Dataset excerpts:
(begin)
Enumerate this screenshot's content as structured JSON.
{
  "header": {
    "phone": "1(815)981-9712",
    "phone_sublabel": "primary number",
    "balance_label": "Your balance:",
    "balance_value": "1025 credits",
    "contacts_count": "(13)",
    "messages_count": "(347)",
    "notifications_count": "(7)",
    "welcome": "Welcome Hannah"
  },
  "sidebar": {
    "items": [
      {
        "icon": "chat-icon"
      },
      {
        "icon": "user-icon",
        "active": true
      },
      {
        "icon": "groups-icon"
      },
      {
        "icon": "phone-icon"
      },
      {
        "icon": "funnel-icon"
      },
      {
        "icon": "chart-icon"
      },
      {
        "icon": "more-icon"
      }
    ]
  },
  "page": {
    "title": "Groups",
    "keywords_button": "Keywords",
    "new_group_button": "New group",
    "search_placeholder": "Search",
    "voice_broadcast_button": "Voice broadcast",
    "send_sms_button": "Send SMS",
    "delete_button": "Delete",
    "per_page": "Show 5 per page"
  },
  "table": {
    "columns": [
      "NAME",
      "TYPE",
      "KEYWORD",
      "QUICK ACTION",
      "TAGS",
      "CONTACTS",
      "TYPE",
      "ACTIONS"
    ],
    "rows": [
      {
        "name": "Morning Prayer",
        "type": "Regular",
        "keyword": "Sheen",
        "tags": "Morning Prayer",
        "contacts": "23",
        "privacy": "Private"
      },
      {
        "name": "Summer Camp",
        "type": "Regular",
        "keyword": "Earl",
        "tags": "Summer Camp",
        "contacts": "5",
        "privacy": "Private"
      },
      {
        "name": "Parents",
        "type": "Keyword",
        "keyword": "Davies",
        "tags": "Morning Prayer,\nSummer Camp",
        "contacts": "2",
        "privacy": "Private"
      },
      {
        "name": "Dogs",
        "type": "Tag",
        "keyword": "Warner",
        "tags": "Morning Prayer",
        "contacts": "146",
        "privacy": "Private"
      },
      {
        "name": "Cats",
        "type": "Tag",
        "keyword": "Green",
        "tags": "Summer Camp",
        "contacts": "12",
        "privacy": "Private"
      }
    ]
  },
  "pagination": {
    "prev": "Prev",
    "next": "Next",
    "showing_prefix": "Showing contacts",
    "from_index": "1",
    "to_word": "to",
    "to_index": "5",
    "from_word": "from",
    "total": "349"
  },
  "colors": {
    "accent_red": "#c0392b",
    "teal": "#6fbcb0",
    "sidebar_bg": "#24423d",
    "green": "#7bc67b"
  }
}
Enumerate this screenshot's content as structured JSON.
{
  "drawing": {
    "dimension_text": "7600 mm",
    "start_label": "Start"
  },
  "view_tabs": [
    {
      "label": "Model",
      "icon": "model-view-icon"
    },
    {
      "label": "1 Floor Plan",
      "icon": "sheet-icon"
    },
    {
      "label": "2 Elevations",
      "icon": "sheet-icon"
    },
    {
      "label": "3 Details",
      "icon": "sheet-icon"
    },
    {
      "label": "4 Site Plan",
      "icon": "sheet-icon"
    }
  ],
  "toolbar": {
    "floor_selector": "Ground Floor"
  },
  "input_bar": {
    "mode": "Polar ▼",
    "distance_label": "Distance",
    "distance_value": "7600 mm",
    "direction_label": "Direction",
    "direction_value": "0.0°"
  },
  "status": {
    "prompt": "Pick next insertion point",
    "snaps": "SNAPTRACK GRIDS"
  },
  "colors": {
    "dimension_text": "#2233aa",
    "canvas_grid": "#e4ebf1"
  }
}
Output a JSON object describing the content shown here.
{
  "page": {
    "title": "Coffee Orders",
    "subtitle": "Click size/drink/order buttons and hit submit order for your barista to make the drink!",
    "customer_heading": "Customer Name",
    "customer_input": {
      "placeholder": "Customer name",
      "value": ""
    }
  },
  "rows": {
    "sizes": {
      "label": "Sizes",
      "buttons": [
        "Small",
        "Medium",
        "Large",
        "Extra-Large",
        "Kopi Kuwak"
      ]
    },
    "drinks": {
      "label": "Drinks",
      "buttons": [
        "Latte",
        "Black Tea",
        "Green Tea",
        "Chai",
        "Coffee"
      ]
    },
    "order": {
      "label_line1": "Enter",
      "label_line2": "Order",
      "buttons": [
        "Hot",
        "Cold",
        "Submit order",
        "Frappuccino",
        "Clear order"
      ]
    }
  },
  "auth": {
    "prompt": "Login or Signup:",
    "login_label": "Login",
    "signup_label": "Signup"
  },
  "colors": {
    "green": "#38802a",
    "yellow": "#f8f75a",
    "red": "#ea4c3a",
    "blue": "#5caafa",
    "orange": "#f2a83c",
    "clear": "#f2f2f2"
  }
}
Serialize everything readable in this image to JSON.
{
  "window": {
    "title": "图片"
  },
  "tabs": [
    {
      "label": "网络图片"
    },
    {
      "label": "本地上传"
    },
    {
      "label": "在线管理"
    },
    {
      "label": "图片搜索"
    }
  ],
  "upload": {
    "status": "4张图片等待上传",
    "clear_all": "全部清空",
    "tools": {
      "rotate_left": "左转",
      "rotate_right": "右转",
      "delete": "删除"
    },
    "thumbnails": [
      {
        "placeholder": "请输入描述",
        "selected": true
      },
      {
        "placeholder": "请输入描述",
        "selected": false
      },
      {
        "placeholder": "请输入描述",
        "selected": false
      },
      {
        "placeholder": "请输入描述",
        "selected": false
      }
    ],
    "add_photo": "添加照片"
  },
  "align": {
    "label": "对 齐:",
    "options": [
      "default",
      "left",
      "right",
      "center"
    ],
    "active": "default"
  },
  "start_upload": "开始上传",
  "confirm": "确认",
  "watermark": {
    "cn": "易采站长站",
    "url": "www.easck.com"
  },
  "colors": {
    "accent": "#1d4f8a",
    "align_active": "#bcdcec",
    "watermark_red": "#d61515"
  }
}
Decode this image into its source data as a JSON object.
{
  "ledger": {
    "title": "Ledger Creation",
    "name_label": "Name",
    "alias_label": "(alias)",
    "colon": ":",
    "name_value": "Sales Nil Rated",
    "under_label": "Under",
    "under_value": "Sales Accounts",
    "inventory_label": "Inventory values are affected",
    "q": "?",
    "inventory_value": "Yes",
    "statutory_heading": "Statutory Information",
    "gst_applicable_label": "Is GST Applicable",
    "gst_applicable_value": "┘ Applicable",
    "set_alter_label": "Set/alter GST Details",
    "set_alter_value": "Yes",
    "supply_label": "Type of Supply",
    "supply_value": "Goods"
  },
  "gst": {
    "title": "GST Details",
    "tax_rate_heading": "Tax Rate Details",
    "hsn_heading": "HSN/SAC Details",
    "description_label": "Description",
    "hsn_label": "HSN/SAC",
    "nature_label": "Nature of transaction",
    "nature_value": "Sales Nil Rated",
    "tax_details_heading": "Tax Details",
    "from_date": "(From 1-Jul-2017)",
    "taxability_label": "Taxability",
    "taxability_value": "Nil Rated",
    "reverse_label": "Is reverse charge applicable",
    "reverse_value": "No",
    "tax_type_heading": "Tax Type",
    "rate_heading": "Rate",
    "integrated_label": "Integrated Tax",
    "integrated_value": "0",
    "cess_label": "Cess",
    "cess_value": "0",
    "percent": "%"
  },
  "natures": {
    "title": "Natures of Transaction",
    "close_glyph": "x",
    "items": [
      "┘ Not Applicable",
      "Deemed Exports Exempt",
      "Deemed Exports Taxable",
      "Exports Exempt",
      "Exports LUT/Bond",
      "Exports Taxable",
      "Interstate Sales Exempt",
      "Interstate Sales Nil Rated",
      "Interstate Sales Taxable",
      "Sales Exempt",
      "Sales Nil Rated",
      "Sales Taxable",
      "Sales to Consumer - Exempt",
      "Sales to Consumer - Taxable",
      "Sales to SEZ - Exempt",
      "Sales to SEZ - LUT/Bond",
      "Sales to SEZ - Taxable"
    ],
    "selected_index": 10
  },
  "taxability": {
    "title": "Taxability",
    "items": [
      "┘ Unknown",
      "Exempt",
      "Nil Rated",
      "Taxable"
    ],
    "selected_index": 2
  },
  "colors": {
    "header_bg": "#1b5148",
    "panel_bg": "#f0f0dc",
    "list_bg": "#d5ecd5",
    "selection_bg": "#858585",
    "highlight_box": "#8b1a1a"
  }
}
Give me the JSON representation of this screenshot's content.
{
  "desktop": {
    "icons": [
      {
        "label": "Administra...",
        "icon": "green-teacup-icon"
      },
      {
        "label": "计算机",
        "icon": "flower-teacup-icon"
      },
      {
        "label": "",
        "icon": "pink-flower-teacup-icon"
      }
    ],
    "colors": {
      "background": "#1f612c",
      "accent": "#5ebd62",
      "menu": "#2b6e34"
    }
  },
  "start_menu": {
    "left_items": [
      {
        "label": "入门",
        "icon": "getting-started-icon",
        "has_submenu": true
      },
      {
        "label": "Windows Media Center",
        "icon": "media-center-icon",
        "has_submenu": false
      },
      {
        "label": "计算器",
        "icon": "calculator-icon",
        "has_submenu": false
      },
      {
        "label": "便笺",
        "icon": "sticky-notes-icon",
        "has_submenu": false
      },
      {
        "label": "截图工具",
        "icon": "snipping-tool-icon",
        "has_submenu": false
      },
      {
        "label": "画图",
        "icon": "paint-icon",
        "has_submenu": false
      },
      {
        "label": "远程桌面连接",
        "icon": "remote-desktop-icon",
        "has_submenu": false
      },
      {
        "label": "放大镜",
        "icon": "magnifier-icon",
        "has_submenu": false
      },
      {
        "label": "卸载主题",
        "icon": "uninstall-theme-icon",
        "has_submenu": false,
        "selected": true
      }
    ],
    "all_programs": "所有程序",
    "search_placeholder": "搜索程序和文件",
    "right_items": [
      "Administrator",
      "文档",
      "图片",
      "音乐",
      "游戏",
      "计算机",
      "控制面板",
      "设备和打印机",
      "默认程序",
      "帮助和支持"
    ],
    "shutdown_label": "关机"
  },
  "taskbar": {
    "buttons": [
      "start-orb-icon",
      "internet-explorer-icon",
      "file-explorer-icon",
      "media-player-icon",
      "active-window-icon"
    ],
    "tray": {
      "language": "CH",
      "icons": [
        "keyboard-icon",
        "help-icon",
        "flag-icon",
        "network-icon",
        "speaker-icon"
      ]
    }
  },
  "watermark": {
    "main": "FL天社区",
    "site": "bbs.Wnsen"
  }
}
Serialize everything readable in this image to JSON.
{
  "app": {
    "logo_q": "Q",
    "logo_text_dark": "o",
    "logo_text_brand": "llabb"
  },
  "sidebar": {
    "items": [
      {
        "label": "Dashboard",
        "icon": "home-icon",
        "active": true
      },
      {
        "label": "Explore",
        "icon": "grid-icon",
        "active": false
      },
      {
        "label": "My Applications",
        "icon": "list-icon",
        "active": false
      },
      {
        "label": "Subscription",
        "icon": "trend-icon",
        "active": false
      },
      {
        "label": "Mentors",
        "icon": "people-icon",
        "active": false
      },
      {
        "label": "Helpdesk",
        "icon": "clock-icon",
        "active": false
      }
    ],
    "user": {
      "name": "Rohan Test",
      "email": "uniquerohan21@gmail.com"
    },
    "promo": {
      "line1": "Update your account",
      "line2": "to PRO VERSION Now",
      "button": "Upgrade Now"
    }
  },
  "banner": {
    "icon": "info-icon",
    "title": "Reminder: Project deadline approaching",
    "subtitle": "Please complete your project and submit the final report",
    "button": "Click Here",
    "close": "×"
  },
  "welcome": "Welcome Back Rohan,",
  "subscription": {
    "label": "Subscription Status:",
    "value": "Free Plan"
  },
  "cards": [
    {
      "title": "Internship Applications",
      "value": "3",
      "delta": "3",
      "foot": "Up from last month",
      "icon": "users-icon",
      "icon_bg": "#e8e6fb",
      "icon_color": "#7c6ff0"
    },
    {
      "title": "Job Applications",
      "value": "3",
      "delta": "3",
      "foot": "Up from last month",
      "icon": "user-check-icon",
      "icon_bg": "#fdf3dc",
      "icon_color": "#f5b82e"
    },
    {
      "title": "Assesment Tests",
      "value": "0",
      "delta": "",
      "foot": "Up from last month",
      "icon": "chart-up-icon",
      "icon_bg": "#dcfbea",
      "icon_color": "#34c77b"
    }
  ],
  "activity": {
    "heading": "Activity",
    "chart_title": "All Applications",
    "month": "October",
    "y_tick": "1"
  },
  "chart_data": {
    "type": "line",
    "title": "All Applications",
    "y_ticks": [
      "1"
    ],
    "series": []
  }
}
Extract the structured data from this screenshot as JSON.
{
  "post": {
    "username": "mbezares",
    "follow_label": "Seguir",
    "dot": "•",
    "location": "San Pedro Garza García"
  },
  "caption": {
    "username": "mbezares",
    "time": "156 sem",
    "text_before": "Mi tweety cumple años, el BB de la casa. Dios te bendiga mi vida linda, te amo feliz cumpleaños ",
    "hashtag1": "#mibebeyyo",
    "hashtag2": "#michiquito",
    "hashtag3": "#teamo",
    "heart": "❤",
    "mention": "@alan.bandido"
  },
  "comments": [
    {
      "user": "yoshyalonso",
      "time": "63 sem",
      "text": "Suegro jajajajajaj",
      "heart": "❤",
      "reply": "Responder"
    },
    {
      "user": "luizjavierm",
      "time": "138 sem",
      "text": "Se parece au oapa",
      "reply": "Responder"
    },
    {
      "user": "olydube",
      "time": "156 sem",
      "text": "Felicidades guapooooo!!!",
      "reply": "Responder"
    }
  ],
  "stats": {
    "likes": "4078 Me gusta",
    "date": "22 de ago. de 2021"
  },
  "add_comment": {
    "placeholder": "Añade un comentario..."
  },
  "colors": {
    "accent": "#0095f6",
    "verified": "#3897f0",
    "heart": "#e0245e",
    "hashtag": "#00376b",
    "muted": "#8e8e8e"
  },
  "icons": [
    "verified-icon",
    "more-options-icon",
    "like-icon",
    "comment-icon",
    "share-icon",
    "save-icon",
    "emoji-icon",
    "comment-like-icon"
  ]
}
(end)
* _JOB_
Report back each line of the entries that holds the string "Login".

* _EXPECTED OUTPUT_
    "prompt": "Login or Signup:",
    "login_label": "Login",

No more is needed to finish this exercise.